WORK TO BE COMPLETED → Return the line containing "Give me a plain-text" and all lines after it exactly; stop at the end of the material.

----------

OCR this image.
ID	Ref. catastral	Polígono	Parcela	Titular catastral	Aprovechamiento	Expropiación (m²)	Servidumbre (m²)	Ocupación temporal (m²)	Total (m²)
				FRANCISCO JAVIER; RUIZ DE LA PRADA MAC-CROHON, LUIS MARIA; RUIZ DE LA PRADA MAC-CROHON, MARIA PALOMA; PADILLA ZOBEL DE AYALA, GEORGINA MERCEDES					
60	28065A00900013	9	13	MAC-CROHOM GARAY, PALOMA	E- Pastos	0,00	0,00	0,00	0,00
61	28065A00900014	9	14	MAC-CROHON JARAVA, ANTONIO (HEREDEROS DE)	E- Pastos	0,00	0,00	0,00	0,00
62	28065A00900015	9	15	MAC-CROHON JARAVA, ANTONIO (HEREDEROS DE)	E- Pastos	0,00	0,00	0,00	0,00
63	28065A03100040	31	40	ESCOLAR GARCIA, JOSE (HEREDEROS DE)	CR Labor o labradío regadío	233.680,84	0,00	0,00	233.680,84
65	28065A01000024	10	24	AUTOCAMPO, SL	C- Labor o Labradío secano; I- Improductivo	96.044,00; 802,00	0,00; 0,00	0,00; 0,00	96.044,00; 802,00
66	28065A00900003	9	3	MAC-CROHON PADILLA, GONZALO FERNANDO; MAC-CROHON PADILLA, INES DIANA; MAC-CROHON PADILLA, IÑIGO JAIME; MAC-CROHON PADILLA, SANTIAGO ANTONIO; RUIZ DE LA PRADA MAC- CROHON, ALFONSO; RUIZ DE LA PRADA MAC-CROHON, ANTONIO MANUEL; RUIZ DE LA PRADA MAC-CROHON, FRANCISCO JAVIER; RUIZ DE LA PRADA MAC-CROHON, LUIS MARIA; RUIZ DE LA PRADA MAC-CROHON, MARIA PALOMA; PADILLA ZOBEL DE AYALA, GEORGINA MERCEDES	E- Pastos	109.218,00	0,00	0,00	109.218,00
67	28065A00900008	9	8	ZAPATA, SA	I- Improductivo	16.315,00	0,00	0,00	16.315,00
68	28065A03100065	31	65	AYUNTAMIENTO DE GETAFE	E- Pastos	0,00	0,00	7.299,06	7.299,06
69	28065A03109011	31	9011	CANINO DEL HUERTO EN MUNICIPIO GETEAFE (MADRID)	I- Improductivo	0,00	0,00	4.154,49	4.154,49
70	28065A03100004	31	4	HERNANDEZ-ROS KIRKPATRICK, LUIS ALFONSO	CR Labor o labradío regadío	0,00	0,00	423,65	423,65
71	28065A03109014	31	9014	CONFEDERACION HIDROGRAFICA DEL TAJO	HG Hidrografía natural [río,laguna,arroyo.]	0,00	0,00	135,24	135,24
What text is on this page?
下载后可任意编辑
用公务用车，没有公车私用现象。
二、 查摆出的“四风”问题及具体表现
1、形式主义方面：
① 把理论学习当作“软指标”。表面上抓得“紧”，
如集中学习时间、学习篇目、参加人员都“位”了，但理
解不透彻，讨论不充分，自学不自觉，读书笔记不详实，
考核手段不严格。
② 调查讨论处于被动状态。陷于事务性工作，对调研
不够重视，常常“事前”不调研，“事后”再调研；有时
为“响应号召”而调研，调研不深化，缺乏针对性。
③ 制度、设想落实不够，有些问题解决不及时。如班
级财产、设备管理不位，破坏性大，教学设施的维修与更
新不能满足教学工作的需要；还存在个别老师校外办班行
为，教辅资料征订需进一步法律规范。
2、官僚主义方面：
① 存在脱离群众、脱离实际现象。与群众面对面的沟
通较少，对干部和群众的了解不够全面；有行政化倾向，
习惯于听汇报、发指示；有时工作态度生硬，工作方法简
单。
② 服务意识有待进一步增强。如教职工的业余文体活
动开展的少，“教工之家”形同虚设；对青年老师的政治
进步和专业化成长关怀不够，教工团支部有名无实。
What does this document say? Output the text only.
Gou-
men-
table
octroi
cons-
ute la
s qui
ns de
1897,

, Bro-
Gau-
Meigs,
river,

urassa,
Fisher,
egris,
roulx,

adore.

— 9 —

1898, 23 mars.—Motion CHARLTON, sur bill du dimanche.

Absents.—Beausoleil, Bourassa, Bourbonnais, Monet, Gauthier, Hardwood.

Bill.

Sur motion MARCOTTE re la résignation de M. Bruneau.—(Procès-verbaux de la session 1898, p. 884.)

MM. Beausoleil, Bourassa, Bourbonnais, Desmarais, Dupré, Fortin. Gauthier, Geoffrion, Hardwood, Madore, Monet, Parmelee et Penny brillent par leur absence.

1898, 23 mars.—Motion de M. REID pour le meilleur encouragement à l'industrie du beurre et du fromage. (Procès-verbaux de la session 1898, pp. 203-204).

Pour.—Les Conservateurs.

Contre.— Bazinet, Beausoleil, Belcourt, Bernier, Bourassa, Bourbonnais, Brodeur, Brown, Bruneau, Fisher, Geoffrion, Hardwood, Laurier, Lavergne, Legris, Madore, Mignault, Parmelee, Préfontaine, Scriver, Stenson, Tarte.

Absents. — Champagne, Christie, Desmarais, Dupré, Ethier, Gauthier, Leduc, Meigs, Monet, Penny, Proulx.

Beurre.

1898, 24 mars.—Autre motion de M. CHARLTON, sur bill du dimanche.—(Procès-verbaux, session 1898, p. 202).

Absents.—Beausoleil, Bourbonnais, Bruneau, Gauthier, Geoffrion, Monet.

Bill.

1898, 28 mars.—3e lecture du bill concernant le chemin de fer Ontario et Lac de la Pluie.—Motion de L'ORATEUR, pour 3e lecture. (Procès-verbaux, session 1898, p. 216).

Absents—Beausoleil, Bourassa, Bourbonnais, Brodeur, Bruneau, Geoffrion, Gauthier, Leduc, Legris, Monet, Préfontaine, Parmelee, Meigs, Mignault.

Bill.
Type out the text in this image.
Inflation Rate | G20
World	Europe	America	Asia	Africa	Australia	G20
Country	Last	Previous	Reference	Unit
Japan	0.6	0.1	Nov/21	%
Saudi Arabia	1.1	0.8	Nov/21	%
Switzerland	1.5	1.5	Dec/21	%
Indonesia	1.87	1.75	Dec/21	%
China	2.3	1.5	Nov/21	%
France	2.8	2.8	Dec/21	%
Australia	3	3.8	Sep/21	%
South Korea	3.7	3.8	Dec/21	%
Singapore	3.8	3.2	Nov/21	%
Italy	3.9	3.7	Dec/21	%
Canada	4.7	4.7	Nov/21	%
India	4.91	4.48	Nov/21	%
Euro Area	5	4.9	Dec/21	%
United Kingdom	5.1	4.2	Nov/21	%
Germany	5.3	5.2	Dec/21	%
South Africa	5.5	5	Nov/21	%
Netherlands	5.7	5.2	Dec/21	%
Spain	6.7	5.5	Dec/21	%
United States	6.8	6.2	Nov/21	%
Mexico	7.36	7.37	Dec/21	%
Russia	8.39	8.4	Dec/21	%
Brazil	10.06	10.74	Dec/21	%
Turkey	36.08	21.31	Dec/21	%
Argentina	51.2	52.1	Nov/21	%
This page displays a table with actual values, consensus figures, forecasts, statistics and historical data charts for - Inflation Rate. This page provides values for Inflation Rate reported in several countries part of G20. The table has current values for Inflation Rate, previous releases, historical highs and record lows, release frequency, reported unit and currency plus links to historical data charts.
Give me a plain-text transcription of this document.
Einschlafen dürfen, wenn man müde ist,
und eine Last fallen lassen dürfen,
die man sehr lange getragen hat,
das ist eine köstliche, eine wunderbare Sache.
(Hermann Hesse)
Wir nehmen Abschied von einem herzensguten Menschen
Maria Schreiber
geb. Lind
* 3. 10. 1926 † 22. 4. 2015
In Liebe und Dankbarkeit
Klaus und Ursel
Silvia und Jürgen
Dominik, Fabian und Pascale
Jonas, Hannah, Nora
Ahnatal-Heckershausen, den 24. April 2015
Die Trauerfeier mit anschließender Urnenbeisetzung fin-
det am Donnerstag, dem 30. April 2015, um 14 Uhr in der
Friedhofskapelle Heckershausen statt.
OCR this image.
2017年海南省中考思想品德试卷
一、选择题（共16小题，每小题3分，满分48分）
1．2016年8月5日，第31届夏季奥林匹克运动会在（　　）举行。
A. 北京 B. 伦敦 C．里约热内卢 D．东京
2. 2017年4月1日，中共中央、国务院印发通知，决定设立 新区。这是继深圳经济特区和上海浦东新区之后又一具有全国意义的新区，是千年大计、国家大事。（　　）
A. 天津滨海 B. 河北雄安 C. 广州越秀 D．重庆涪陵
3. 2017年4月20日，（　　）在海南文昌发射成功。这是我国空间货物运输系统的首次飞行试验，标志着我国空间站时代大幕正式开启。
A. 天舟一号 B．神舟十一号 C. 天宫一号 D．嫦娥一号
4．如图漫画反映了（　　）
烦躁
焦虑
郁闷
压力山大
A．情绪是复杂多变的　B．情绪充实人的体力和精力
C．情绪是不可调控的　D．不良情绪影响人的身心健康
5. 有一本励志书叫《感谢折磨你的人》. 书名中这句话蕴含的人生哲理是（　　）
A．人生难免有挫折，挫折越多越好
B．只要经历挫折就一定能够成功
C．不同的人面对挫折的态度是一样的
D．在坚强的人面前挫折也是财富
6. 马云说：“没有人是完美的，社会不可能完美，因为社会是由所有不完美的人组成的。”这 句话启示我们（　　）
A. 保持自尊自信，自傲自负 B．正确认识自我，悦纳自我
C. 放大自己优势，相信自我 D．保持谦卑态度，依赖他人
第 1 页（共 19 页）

----------

THE COMPLETED TASK →
Give me a plain-text transcription of this document.
Einschlafen dürfen, wenn man müde ist,
und eine Last fallen lassen dürfen,
die man sehr lange getragen hat,
das ist eine köstliche, eine wunderbare Sache.
(Hermann Hesse)
Wir nehmen Abschied von einem herzensguten Menschen
Maria Schreiber
geb. Lind
* 3. 10. 1926 † 22. 4. 2015
In Liebe und Dankbarkeit
Klaus und Ursel
Silvia und Jürgen
Dominik, Fabian und Pascale
Jonas, Hannah, Nora
Ahnatal-Heckershausen, den 24. April 2015
Die Trauerfeier mit anschließender Urnenbeisetzung fin-
det am Donnerstag, dem 30. April 2015, um 14 Uhr in der
Friedhofskapelle Heckershausen statt.
OCR this image.
2017年海南省中考思想品德试卷
一、选择题（共16小题，每小题3分，满分48分）
1．2016年8月5日，第31届夏季奥林匹克运动会在（　　）举行。
A. 北京 B. 伦敦 C．里约热内卢 D．东京
2. 2017年4月1日，中共中央、国务院印发通知，决定设立 新区。这是继深圳经济特区和上海浦东新区之后又一具有全国意义的新区，是千年大计、国家大事。（　　）
A. 天津滨海 B. 河北雄安 C. 广州越秀 D．重庆涪陵
3. 2017年4月20日，（　　）在海南文昌发射成功。这是我国空间货物运输系统的首次飞行试验，标志着我国空间站时代大幕正式开启。
A. 天舟一号 B．神舟十一号 C. 天宫一号 D．嫦娥一号
4．如图漫画反映了（　　）
烦躁
焦虑
郁闷
压力山大
A．情绪是复杂多变的　B．情绪充实人的体力和精力
C．情绪是不可调控的　D．不良情绪影响人的身心健康
5. 有一本励志书叫《感谢折磨你的人》. 书名中这句话蕴含的人生哲理是（　　）
A．人生难免有挫折，挫折越多越好
B．只要经历挫折就一定能够成功
C．不同的人面对挫折的态度是一样的
D．在坚强的人面前挫折也是财富
6. 马云说：“没有人是完美的，社会不可能完美，因为社会是由所有不完美的人组成的。”这 句话启示我们（　　）
A. 保持自尊自信，自傲自负 B．正确认识自我，悦纳自我
C. 放大自己优势，相信自我 D．保持谦卑态度，依赖他人
第 1 页（共 19 页）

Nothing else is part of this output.